Figure dataset records
-=-=-=-=-

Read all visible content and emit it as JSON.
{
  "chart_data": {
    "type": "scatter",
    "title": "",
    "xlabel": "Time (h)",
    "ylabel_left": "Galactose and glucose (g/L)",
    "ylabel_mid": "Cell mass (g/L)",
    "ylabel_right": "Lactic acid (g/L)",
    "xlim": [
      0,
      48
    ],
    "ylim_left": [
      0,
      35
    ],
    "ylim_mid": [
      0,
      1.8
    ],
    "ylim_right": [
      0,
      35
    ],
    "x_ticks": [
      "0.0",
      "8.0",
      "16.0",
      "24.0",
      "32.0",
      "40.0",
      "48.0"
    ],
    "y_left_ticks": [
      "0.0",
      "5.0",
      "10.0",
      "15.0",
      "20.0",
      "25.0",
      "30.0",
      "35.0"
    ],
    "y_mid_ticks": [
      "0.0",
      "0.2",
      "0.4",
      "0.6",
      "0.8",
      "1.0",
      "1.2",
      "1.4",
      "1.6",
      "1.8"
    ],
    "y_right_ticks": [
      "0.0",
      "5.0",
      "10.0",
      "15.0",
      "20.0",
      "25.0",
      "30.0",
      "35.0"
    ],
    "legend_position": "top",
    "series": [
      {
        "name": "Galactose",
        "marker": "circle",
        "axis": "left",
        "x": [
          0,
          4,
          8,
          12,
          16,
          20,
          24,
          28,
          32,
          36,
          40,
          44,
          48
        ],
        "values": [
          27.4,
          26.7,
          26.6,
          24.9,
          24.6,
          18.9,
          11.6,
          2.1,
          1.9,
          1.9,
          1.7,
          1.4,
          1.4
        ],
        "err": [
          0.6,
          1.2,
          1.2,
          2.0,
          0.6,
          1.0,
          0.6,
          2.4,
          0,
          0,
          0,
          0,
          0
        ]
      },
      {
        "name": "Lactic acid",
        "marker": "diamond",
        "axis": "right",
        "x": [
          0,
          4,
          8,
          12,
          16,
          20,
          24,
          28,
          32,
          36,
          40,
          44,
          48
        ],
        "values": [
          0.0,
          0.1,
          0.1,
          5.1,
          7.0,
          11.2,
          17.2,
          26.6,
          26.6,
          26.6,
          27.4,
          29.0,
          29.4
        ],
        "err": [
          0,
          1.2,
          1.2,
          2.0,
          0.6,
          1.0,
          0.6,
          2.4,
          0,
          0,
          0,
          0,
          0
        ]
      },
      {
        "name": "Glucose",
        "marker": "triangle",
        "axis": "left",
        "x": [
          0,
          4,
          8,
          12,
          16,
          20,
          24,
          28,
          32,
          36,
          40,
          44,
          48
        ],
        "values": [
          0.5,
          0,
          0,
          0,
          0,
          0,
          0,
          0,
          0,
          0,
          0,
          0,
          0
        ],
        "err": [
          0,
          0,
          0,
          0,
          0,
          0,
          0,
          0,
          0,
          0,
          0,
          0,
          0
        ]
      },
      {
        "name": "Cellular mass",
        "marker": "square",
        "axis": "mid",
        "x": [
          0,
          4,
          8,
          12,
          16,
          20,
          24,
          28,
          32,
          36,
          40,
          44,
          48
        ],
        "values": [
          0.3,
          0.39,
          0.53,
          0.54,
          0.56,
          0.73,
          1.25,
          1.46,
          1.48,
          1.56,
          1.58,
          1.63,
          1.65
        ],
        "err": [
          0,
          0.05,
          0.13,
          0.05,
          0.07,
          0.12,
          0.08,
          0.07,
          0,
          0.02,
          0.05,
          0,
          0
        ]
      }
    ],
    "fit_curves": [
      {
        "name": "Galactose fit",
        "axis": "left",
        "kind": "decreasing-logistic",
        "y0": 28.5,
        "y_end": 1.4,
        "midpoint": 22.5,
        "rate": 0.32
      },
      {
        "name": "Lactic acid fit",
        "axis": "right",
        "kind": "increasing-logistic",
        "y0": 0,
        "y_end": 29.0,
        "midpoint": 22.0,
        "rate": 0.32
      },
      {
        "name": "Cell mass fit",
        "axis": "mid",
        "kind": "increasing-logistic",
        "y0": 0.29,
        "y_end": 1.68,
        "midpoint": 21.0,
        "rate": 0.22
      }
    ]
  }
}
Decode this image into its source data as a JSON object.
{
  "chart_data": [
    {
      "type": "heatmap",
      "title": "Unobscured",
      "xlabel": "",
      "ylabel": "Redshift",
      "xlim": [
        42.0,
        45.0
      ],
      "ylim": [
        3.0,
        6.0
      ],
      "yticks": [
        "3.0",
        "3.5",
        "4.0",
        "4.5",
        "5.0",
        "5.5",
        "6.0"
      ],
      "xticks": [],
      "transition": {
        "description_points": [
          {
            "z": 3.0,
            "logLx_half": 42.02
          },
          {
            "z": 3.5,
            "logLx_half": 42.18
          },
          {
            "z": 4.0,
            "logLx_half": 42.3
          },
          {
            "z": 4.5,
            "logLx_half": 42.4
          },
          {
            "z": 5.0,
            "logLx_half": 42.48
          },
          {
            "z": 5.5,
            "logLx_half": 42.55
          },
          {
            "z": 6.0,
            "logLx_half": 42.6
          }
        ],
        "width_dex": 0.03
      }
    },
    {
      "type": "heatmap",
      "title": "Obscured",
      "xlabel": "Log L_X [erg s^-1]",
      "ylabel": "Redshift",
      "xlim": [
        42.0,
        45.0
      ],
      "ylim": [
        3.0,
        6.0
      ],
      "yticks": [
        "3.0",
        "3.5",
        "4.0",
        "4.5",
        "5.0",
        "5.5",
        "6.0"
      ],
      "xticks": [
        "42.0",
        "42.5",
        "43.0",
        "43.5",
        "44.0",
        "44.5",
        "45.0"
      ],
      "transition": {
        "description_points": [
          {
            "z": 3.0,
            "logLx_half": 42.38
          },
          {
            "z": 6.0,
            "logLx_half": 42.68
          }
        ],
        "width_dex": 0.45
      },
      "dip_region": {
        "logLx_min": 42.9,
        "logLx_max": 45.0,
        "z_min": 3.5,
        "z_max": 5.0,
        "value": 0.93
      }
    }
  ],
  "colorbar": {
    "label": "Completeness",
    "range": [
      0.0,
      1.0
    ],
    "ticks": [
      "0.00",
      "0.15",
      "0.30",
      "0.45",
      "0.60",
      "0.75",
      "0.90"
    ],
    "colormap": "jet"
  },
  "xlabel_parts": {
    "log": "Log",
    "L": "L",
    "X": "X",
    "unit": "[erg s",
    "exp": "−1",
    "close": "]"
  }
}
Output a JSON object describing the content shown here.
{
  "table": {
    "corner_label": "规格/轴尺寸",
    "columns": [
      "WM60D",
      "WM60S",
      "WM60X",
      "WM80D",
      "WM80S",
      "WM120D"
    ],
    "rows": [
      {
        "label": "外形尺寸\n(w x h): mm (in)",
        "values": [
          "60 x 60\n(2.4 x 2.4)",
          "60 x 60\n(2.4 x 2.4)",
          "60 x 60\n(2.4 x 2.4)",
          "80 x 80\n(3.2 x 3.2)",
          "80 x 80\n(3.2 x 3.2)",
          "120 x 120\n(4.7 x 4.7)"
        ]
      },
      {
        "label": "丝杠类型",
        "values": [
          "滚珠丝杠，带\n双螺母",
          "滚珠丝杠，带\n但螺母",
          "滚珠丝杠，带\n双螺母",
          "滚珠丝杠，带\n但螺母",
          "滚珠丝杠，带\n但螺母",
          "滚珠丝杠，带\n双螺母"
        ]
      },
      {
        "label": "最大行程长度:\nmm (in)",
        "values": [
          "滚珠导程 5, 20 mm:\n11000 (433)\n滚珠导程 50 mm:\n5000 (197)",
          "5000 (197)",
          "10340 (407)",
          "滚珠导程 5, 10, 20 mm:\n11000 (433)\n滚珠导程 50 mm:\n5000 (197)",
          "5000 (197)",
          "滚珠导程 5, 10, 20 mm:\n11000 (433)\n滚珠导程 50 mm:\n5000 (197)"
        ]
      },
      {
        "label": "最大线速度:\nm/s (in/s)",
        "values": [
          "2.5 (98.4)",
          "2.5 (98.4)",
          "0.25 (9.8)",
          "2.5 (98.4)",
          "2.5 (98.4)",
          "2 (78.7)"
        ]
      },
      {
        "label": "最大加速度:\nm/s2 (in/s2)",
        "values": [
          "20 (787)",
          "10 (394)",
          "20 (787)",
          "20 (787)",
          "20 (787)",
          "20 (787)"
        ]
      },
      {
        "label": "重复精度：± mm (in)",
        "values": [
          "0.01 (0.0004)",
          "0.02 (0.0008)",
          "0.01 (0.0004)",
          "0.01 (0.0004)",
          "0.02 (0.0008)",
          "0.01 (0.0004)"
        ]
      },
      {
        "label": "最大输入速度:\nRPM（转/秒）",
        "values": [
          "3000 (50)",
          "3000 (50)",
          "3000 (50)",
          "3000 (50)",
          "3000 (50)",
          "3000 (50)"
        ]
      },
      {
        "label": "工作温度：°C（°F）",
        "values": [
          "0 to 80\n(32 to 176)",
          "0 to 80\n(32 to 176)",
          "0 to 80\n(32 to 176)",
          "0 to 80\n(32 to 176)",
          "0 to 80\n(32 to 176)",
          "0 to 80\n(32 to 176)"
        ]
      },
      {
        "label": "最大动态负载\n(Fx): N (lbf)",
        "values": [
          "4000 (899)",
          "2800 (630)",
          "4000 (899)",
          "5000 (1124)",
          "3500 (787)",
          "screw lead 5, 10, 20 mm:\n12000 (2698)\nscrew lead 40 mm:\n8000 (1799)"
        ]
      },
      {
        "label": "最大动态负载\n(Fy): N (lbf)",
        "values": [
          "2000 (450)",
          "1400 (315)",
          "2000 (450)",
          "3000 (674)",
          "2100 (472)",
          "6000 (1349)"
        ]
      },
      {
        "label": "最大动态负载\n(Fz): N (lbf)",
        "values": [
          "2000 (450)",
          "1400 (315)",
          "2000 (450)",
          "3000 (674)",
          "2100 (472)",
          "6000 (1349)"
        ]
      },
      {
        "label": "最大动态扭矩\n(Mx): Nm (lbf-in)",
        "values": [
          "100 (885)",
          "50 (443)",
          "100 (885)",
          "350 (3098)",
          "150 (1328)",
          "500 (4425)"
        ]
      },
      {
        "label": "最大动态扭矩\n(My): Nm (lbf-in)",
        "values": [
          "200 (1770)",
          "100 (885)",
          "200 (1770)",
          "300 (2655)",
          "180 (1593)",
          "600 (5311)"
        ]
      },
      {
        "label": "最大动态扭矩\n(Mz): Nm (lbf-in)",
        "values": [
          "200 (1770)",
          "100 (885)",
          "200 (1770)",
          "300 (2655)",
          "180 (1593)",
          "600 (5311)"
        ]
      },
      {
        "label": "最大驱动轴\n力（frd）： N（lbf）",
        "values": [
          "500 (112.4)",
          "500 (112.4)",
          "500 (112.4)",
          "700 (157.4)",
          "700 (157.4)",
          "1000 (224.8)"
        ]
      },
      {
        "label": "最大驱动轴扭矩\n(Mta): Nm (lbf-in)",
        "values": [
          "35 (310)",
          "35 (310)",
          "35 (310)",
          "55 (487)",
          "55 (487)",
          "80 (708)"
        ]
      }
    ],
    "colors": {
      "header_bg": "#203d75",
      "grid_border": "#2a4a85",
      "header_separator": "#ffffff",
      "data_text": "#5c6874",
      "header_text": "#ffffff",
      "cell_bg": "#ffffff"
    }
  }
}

-=-=-=-=-

## Set problem
Copy out each line of the records where the string "ffffff" appears.

## Full solution
      "header_separator": "#ffffff",
      "header_text": "#ffffff",
      "cell_bg": "#ffffff"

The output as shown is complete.